• Challenge:
The records below must be transcribed exactly. Do not include the pictures.

------------------------------

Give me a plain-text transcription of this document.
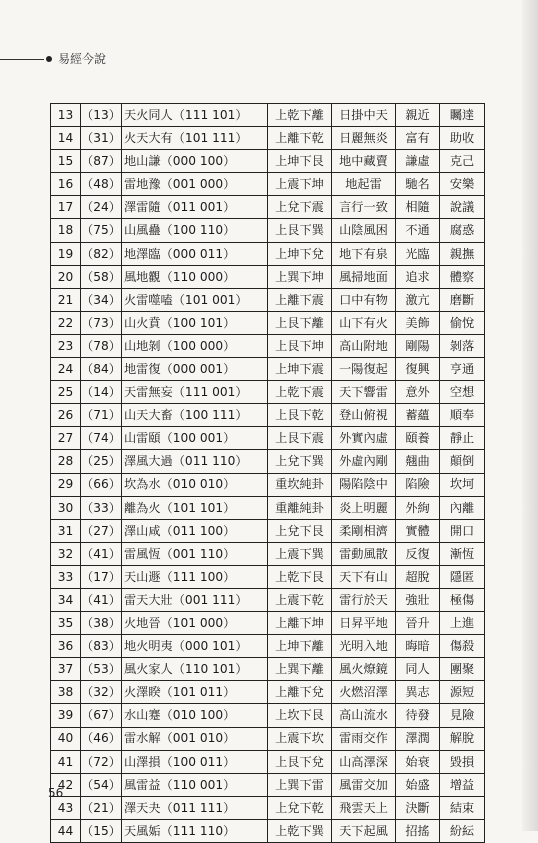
易經今說
13	（13）	天火同人（111 101）	上乾下離	日掛中天	親近	矚達
14	（31）	火天大有（101 111）	上離下乾	日麗無炎	富有	助收
15	（87）	地山謙（000 100）	上坤下艮	地中藏賣	謙虛	克己
16	（48）	雷地豫（001 000）	上震下坤	地起雷	馳名	安樂
17	（24）	澤雷隨（011 001）	上兌下震	言行一致	相隨	說議
18	（75）	山風蠱（100 110）	上艮下巽	山陰風困	不通	腐惑
19	（82）	地澤臨（000 011）	上坤下兌	地下有泉	光臨	親撫
20	（58）	風地觀（110 000）	上巽下坤	風掃地面	追求	體察
21	（34）	火雷噬嗑（101 001）	上離下震	口中有物	激亢	磨斷
22	（73）	山火賁（100 101）	上艮下離	山下有火	美飾	偷悅
23	（78）	山地剝（100 000）	上艮下坤	高山附地	剛陽	剝落
24	（84）	地雷復（000 001）	上坤下震	一陽復起	復興	亨通
25	（14）	天雷無妄（111 001）	上乾下震	天下響雷	意外	空想
26	（71）	山天大畜（100 111）	上艮下乾	登山俯視	蓄蘊	順奉
27	（74）	山雷頤（100 001）	上艮下震	外實內虛	頤養	靜止
28	（25）	澤風大過（011 110）	上兌下巽	外虛內剛	翹曲	顛倒
29	（66）	坎為水（010 010）	重坎純卦	陽陷陰中	陷險	坎坷
30	（33）	離為火（101 101）	重離純卦	炎上明麗	外絢	內離
31	（27）	澤山咸（011 100）	上兌下艮	柔剛相濟	實體	開口
32	（41）	雷風恆（001 110）	上震下巽	雷動風散	反復	漸恆
33	（17）	天山遯（111 100）	上乾下艮	天下有山	超脫	隱匿
34	（41）	雷天大壯（001 111）	上震下乾	雷行於天	強壯	極傷
35	（38）	火地晉（101 000）	上離下坤	日昇平地	晉升	上進
36	（83）	地火明夷（000 101）	上坤下離	光明入地	晦暗	傷殺
37	（53）	風火家人（110 101）	上巽下離	風火燎鏡	同人	團聚
38	（32）	火澤睽（101 011）	上離下兌	火燃沼澤	異志	源短
39	（67）	水山蹇（010 100）	上坎下艮	高山流水	待發	見險
40	（46）	雷水解（001 010）	上震下坎	雷雨交作	澤潤	解脫
41	（72）	山澤損（100 011）	上艮下兌	山高澤深	始衰	毀損
42	（54）	風雷益（110 001）	上巽下雷	風雷交加	始盛	增益
43	（21）	澤天夬（011 111）	上兌下乾	飛雲天上	決斷	結束
44	（15）	天風姤（111 110）	上乾下巽	天下起風	招搖	紛紜
56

------------------------------

• Solved problem:
Give me a plain-text transcription of this document.
易經今說
13	（13）	天火同人（111 101）	上乾下離	日掛中天	親近	矚達
14	（31）	火天大有（101 111）	上離下乾	日麗無炎	富有	助收
15	（87）	地山謙（000 100）	上坤下艮	地中藏賣	謙虛	克己
16	（48）	雷地豫（001 000）	上震下坤	地起雷	馳名	安樂
17	（24）	澤雷隨（011 001）	上兌下震	言行一致	相隨	說議
18	（75）	山風蠱（100 110）	上艮下巽	山陰風困	不通	腐惑
19	（82）	地澤臨（000 011）	上坤下兌	地下有泉	光臨	親撫
20	（58）	風地觀（110 000）	上巽下坤	風掃地面	追求	體察
21	（34）	火雷噬嗑（101 001）	上離下震	口中有物	激亢	磨斷
22	（73）	山火賁（100 101）	上艮下離	山下有火	美飾	偷悅
23	（78）	山地剝（100 000）	上艮下坤	高山附地	剛陽	剝落
24	（84）	地雷復（000 001）	上坤下震	一陽復起	復興	亨通
25	（14）	天雷無妄（111 001）	上乾下震	天下響雷	意外	空想
26	（71）	山天大畜（100 111）	上艮下乾	登山俯視	蓄蘊	順奉
27	（74）	山雷頤（100 001）	上艮下震	外實內虛	頤養	靜止
28	（25）	澤風大過（011 110）	上兌下巽	外虛內剛	翹曲	顛倒
29	（66）	坎為水（010 010）	重坎純卦	陽陷陰中	陷險	坎坷
30	（33）	離為火（101 101）	重離純卦	炎上明麗	外絢	內離
31	（27）	澤山咸（011 100）	上兌下艮	柔剛相濟	實體	開口
32	（41）	雷風恆（001 110）	上震下巽	雷動風散	反復	漸恆
33	（17）	天山遯（111 100）	上乾下艮	天下有山	超脫	隱匿
34	（41）	雷天大壯（001 111）	上震下乾	雷行於天	強壯	極傷
35	（38）	火地晉（101 000）	上離下坤	日昇平地	晉升	上進
36	（83）	地火明夷（000 101）	上坤下離	光明入地	晦暗	傷殺
37	（53）	風火家人（110 101）	上巽下離	風火燎鏡	同人	團聚
38	（32）	火澤睽（101 011）	上離下兌	火燃沼澤	異志	源短
39	（67）	水山蹇（010 100）	上坎下艮	高山流水	待發	見險
40	（46）	雷水解（001 010）	上震下坎	雷雨交作	澤潤	解脫
41	（72）	山澤損（100 011）	上艮下兌	山高澤深	始衰	毀損
42	（54）	風雷益（110 001）	上巽下雷	風雷交加	始盛	增益
43	（21）	澤天夬（011 111）	上兌下乾	飛雲天上	決斷	結束
44	（15）	天風姤（111 110）	上乾下巽	天下起風	招搖	紛紜
56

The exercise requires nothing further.